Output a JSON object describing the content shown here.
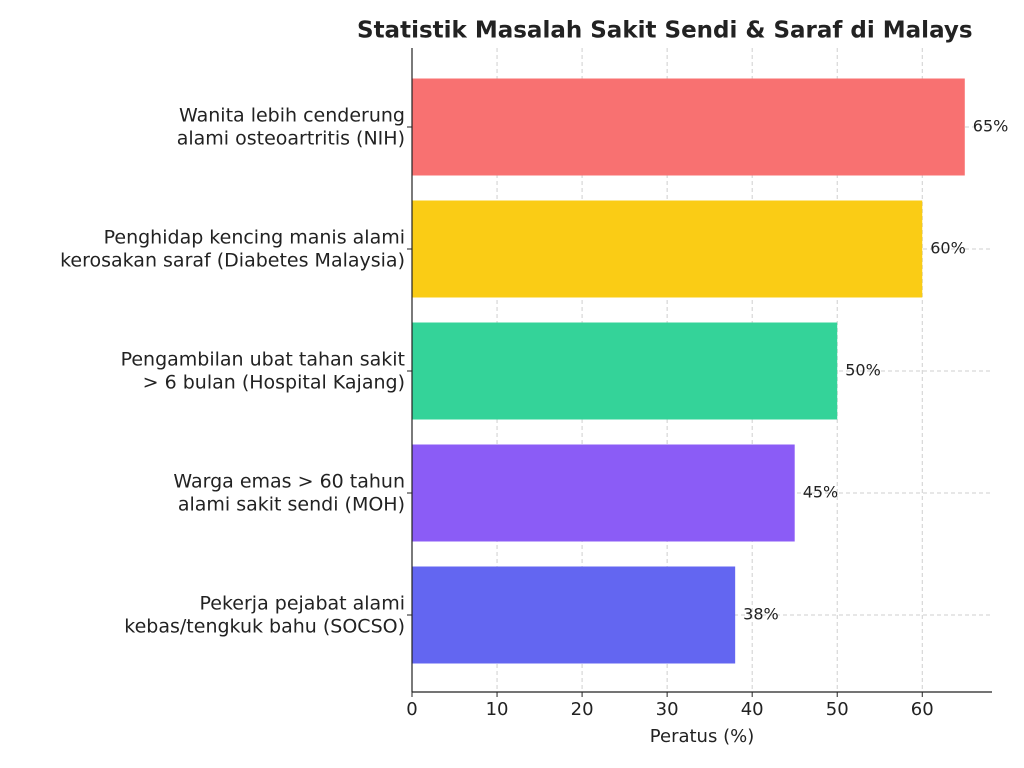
{
  "chart_data": {
    "type": "barh",
    "title": "Statistik Masalah Sakit Sendi & Saraf di Malays",
    "x_label": "Peratus (%)",
    "categories": [
      "Wanita lebih cenderung\nalami osteoartritis (NIH)",
      "Penghidap kencing manis alami\nkerosakan saraf (Diabetes Malaysia)",
      "Pengambilan ubat tahan sakit\n> 6 bulan (Hospital Kajang)",
      "Warga emas > 60 tahun\nalami sakit sendi (MOH)",
      "Pekerja pejabat alami\nkebas/tengkuk bahu (SOCSO)"
    ],
    "values": [
      65,
      60,
      50,
      45,
      38
    ],
    "value_labels": [
      "65%",
      "60%",
      "50%",
      "45%",
      "38%"
    ],
    "colors": [
      "#f87171",
      "#facc15",
      "#34d399",
      "#8b5cf6",
      "#6366f1"
    ],
    "xlim": [
      0,
      68.2
    ],
    "xticks": [
      0,
      10,
      20,
      30,
      40,
      50,
      60
    ],
    "grid": true
  }
}
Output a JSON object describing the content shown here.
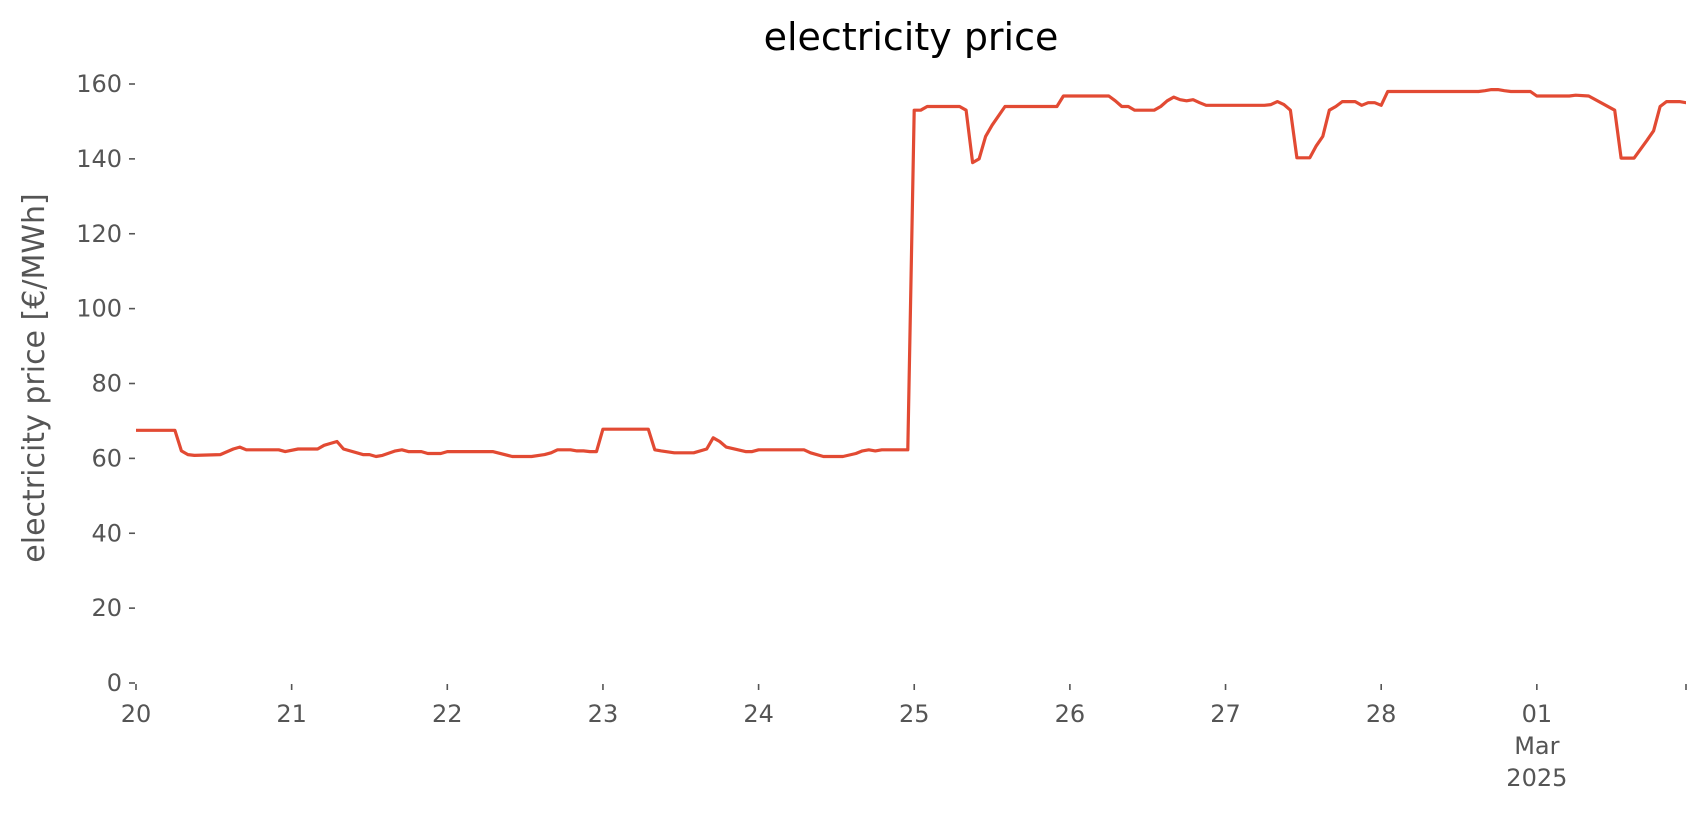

══════

** TASK REQUIREMENTS **
From the listing above, print every entry precisely and drop the pictures.

** THE ANSWER **
Output a JSON object describing the content shown here.
{
  "chart_data": {
    "type": "barh",
    "title": "Statistik Masalah Sakit Sendi & Saraf di Malays",
    "x_label": "Peratus (%)",
    "categories": [
      "Wanita lebih cenderung\nalami osteoartritis (NIH)",
      "Penghidap kencing manis alami\nkerosakan saraf (Diabetes Malaysia)",
      "Pengambilan ubat tahan sakit\n> 6 bulan (Hospital Kajang)",
      "Warga emas > 60 tahun\nalami sakit sendi (MOH)",
      "Pekerja pejabat alami\nkebas/tengkuk bahu (SOCSO)"
    ],
    "values": [
      65,
      60,
      50,
      45,
      38
    ],
    "value_labels": [
      "65%",
      "60%",
      "50%",
      "45%",
      "38%"
    ],
    "colors": [
      "#f87171",
      "#facc15",
      "#34d399",
      "#8b5cf6",
      "#6366f1"
    ],
    "xlim": [
      0,
      68.2
    ],
    "xticks": [
      0,
      10,
      20,
      30,
      40,
      50,
      60
    ],
    "grid": true
  }
}
Output a JSON object describing the content shown here.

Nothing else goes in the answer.